#### [WORK INSTRUCTIONS]
a: Translate this sentence from the commit page into Spanish: "Showing 11 changed files with 257 additions and 304 deletions."
b: Please answer these questions about the commit page:
(i) On what date was the commit made?
(ii) How many files does the commit change?
(iii) Which function call loses its ".await" in the changed line?
c: Extend the commit page from the point where it stops, keeping to the same diff format.

:: TEXT EXTRACT ::

Search: Add methods for updating search indicies when notes update

jamestthompson3 · Jul 13, 2023 · 5ade237 · 5ade237
1 parent e536e40
commit 5ade237
Show file tree

Hide file tree

Showing 11 changed files with 257 additions and 304 deletions.
diff --git a/bin/src/task_queue.rs b/bin/src/task_queue.rs
@@ -49,7 +49,7 @@ pub async fn process_tasks(queue: Arc<JobQueue>, location: Arc<String>, links: G
                         let note = patch.clone().into();
 
                         update_global_store(&patch.title, &note, links.clone()).await;
-                        patch_search_from_update(&note).await;
+                        patch_search_from_update(&note);
 
                         if !patch.old_title.is_empty() && patch.old_title != patch.title {
                             rename_in_global_store(&patch.title, &patch.old_title, links.clone())

:::
:: RAW RECORDS ::

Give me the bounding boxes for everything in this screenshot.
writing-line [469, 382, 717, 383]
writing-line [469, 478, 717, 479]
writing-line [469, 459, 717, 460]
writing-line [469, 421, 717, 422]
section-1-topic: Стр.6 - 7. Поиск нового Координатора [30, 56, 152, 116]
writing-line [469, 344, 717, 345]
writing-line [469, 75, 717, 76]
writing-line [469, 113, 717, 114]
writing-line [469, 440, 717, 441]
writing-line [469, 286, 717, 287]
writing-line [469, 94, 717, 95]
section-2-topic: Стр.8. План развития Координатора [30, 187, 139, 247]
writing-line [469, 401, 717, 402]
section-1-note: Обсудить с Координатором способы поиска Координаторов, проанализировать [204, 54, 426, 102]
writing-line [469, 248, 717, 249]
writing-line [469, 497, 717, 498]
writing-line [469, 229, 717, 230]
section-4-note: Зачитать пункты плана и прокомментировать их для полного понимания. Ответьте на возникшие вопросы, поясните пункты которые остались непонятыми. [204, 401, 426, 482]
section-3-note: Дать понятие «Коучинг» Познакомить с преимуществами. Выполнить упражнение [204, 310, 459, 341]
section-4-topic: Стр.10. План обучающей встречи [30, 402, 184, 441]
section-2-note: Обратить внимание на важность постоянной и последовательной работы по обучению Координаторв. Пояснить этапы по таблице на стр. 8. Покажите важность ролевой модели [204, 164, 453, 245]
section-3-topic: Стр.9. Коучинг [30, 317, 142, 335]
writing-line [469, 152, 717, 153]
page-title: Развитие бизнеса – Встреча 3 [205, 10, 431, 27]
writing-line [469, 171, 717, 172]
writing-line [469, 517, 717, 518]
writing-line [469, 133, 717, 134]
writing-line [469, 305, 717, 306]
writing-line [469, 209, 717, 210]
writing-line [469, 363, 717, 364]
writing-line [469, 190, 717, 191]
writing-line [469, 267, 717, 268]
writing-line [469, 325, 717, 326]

:::

#### [TASK ANSWERS]
a: Se muestran 11 archivos modificados con 257 adiciones y 304 eliminaciones.

b:
(i) Jul 13, 2023
(ii) 11
(iii) patch_search_from_update(&note)

c:
@@ -103,7 +103,7 @@ pub async fn process_tasks(queue: Arc<JobQueue>, location: Arc<String>, links: G
                         write(&patch).await.unwrap();
                         let note = patch.clone().into();
                         update_global_store(&patch.title, &note, links.clone()).await;
-                        patch_search_from_update(&note).await;
+                        patch_search_from_update(&note);
                         update_mru_cache(&patch.old_title, &patch.title).await;
                     }
                     Message::ArchiveBody { title, body } => {

diff --git a/libs/persistance/src/fs/utils.rs b/libs/persistance/src/fs/utils.rs
@@ -9,6 +9,15 @@ pub fn get_data_dir_location() -> PathBuf {
     data_dir.to_owned()
 }
 
+pub fn get_search_index_location() -> PathBuf {
+    let data_location = get_data_dir_location();
+    data_location.join("search-index")
+}
+pub fn get_search_file_index_location() -> PathBuf {
+    let data_location = get_data_dir_location();
+    data_location.join("search-index").join("file_index")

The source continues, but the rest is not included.